(Data records)
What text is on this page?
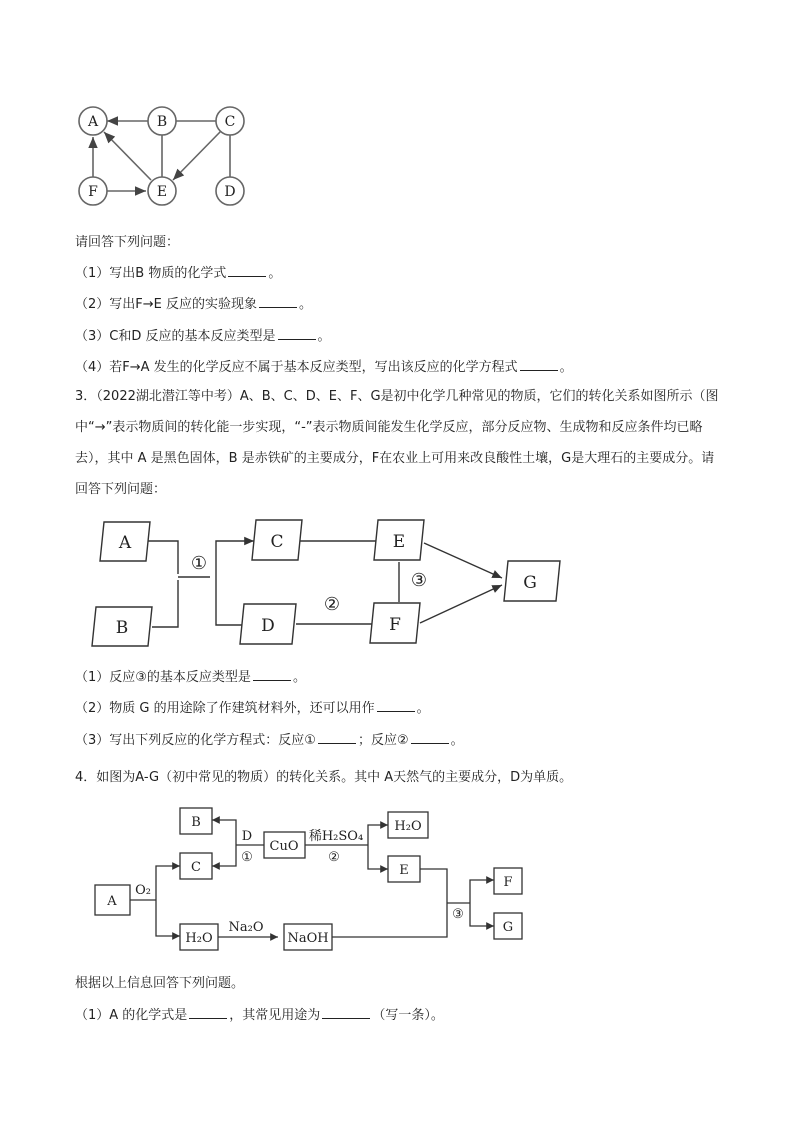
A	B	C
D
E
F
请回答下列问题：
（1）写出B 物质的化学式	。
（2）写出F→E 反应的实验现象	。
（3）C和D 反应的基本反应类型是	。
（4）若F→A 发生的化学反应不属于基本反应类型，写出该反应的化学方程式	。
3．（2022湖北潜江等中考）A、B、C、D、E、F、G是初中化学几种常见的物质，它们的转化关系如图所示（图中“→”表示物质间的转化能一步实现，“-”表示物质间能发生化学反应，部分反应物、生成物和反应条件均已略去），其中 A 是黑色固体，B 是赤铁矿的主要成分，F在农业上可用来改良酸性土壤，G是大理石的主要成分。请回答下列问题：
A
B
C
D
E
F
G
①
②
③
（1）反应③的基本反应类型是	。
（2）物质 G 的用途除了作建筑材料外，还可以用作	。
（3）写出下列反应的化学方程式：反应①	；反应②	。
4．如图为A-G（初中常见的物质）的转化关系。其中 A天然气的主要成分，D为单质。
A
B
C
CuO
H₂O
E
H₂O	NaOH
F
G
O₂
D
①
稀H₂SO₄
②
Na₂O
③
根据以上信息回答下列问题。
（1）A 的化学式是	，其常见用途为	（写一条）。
* * *
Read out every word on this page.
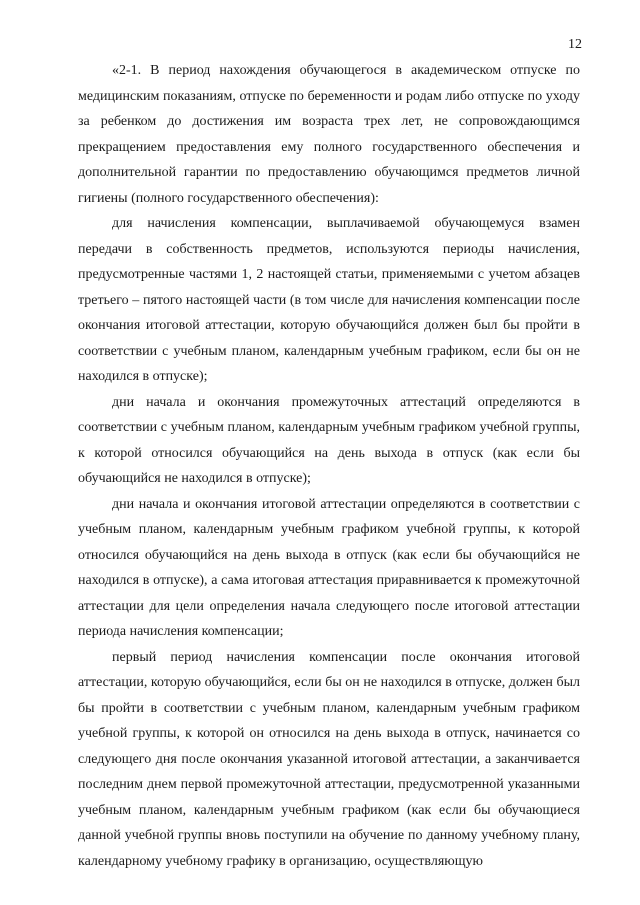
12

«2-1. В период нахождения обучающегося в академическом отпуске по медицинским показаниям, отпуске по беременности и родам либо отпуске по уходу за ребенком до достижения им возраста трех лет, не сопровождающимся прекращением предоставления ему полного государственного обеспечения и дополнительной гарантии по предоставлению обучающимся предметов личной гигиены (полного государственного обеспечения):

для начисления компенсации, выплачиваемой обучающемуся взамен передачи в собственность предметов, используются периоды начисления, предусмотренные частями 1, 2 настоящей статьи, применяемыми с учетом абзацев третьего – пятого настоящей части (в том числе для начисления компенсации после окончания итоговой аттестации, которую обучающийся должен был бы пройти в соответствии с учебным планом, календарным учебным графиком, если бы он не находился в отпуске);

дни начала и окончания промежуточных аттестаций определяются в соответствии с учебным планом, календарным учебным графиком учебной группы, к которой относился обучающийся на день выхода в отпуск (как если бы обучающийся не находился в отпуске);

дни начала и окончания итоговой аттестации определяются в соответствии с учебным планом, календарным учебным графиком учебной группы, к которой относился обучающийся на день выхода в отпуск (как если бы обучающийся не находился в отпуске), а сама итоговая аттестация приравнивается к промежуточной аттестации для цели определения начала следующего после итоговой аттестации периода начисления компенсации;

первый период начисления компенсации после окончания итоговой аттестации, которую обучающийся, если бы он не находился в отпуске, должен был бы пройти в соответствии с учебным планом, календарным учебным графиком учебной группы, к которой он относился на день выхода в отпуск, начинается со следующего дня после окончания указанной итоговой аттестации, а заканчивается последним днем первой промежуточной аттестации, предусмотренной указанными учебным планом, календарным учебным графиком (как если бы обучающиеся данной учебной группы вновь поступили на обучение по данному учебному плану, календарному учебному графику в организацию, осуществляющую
--
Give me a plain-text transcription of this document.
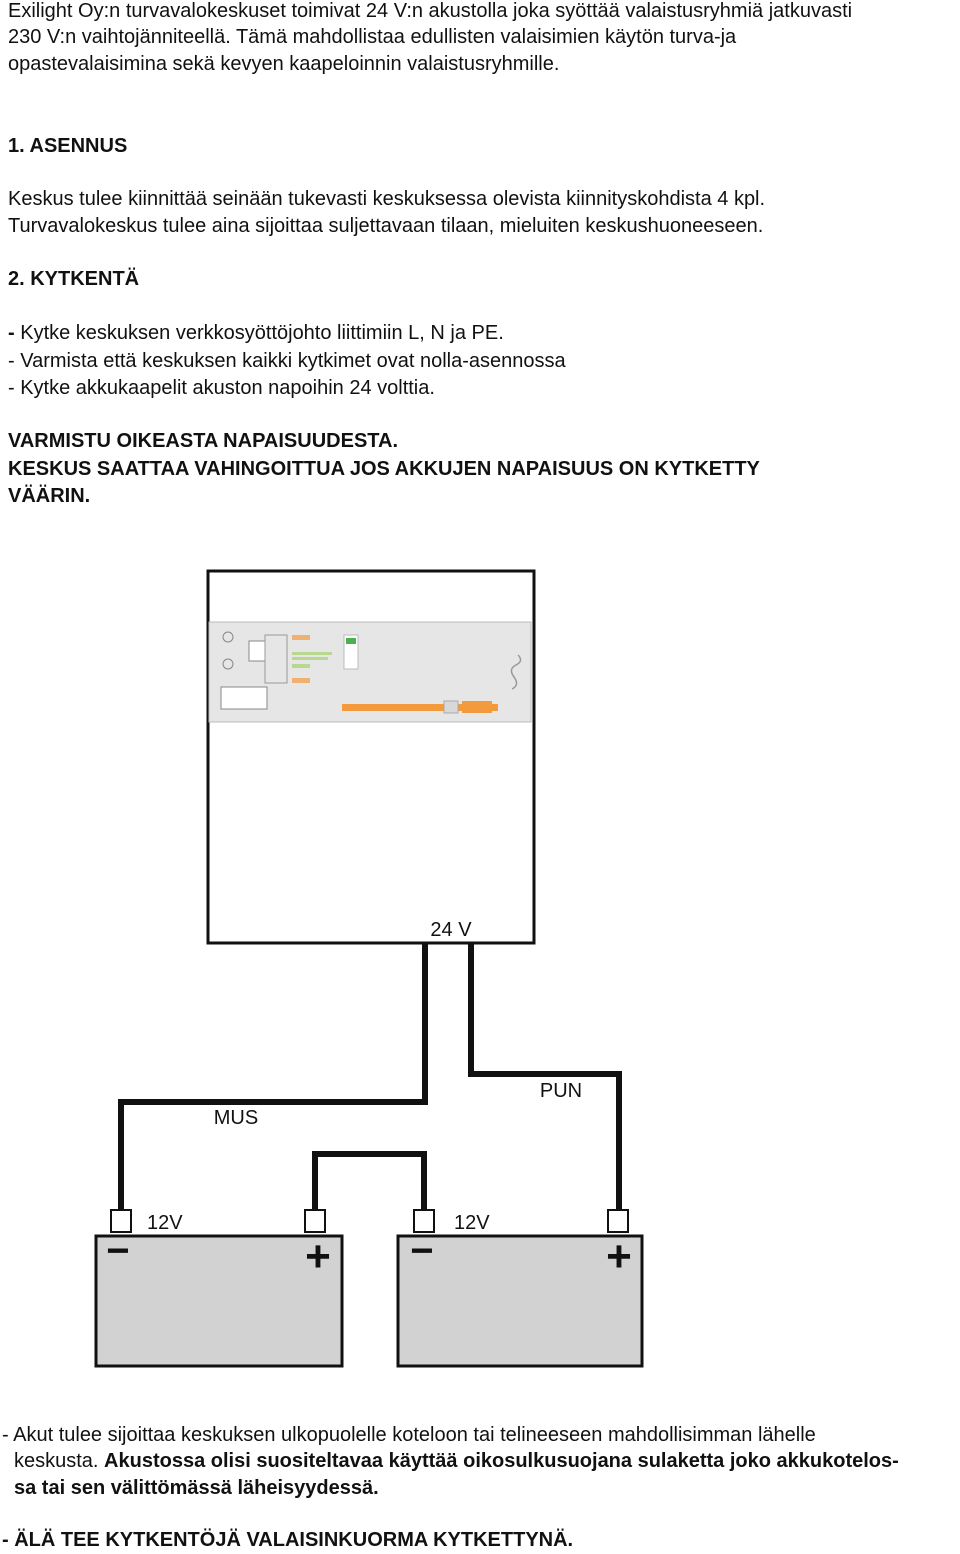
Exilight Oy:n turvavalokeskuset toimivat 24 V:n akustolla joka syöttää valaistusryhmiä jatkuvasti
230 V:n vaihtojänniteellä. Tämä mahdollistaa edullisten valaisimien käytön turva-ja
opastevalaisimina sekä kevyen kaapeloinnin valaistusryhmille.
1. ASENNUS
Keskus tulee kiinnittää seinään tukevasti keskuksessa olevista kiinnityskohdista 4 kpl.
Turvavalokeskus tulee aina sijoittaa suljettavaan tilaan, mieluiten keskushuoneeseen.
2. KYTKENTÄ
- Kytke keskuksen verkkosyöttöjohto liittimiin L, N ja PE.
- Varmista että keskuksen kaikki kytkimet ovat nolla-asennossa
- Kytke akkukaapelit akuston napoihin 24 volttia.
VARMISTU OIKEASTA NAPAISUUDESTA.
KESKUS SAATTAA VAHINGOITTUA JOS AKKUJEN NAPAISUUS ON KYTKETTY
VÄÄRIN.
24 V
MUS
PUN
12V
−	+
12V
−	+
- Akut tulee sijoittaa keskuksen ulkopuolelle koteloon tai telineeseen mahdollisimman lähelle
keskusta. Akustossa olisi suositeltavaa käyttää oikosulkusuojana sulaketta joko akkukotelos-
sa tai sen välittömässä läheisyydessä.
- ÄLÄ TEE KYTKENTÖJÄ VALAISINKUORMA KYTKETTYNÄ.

AIM:
Write only the number of lines in the records that include the word "группы".

SOLUTION TO THE PROBLEM:
3